**Raw records**
/---
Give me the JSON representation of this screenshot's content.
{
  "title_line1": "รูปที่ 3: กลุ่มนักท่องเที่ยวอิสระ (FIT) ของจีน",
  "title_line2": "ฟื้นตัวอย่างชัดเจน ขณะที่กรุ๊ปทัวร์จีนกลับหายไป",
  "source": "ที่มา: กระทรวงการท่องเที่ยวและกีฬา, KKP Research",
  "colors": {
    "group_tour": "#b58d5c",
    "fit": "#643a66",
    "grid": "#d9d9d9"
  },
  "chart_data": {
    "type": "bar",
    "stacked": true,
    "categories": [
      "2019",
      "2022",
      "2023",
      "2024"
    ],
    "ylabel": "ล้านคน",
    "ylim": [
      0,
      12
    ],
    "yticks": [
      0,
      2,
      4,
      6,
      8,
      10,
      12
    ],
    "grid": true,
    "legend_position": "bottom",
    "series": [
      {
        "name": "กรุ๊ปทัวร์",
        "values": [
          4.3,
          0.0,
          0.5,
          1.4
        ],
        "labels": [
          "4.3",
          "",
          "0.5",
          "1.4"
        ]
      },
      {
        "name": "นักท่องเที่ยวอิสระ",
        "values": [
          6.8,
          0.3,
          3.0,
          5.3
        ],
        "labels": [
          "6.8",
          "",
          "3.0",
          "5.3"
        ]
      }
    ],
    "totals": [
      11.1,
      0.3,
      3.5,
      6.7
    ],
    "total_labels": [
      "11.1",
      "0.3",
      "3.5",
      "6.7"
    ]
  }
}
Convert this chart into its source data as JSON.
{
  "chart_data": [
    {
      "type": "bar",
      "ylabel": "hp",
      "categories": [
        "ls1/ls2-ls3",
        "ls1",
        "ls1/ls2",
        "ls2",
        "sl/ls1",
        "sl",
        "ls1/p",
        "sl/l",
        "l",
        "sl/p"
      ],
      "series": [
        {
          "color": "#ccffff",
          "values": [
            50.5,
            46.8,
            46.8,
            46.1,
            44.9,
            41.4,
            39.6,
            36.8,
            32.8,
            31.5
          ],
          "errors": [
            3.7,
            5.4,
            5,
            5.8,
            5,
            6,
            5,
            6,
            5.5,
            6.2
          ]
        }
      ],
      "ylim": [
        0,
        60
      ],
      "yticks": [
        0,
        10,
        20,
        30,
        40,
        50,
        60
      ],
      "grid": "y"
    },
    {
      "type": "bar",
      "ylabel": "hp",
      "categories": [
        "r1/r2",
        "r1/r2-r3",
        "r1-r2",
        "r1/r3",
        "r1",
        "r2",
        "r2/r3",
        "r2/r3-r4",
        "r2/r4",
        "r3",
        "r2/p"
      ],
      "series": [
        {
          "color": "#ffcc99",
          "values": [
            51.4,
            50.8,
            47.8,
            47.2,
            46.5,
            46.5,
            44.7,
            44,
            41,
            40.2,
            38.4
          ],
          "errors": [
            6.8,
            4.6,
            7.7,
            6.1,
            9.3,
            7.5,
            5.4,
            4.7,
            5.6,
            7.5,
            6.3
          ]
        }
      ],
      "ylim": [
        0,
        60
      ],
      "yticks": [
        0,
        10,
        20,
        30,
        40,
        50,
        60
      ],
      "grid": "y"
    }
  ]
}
\---
**Exercise task**
Output the lines above verbatim and in full.

**Answer in full**
Give me the JSON representation of this screenshot's content.
{
  "title_line1": "รูปที่ 3: กลุ่มนักท่องเที่ยวอิสระ (FIT) ของจีน",
  "title_line2": "ฟื้นตัวอย่างชัดเจน ขณะที่กรุ๊ปทัวร์จีนกลับหายไป",
  "source": "ที่มา: กระทรวงการท่องเที่ยวและกีฬา, KKP Research",
  "colors": {
    "group_tour": "#b58d5c",
    "fit": "#643a66",
    "grid": "#d9d9d9"
  },
  "chart_data": {
    "type": "bar",
    "stacked": true,
    "categories": [
      "2019",
      "2022",
      "2023",
      "2024"
    ],
    "ylabel": "ล้านคน",
    "ylim": [
      0,
      12
    ],
    "yticks": [
      0,
      2,
      4,
      6,
      8,
      10,
      12
    ],
    "grid": true,
    "legend_position": "bottom",
    "series": [
      {
        "name": "กรุ๊ปทัวร์",
        "values": [
          4.3,
          0.0,
          0.5,
          1.4
        ],
        "labels": [
          "4.3",
          "",
          "0.5",
          "1.4"
        ]
      },
      {
        "name": "นักท่องเที่ยวอิสระ",
        "values": [
          6.8,
          0.3,
          3.0,
          5.3
        ],
        "labels": [
          "6.8",
          "",
          "3.0",
          "5.3"
        ]
      }
    ],
    "totals": [
      11.1,
      0.3,
      3.5,
      6.7
    ],
    "total_labels": [
      "11.1",
      "0.3",
      "3.5",
      "6.7"
    ]
  }
}
Convert this chart into its source data as JSON.
{
  "chart_data": [
    {
      "type": "bar",
      "ylabel": "hp",
      "categories": [
        "ls1/ls2-ls3",
        "ls1",
        "ls1/ls2",
        "ls2",
        "sl/ls1",
        "sl",
        "ls1/p",
        "sl/l",
        "l",
        "sl/p"
      ],
      "series": [
        {
          "color": "#ccffff",
          "values": [
            50.5,
            46.8,
            46.8,
            46.1,
            44.9,
            41.4,
            39.6,
            36.8,
            32.8,
            31.5
          ],
          "errors": [
            3.7,
            5.4,
            5,
            5.8,
            5,
            6,
            5,
            6,
            5.5,
            6.2
          ]
        }
      ],
      "ylim": [
        0,
        60
      ],
      "yticks": [
        0,
        10,
        20,
        30,
        40,
        50,
        60
      ],
      "grid": "y"
    },
    {
      "type": "bar",
      "ylabel": "hp",
      "categories": [
        "r1/r2",
        "r1/r2-r3",
        "r1-r2",
        "r1/r3",
        "r1",
        "r2",
        "r2/r3",
        "r2/r3-r4",
        "r2/r4",
        "r3",
        "r2/p"
      ],
      "series": [
        {
          "color": "#ffcc99",
          "values": [
            51.4,
            50.8,
            47.8,
            47.2,
            46.5,
            46.5,
            44.7,
            44,
            41,
            40.2,
            38.4
          ],
          "errors": [
            6.8,
            4.6,
            7.7,
            6.1,
            9.3,
            7.5,
            5.4,
            4.7,
            5.6,
            7.5,
            6.3
          ]
        }
      ],
      "ylim": [
        0,
        60
      ],
      "yticks": [
        0,
        10,
        20,
        30,
        40,
        50,
        60
      ],
      "grid": "y"
    }
  ]
}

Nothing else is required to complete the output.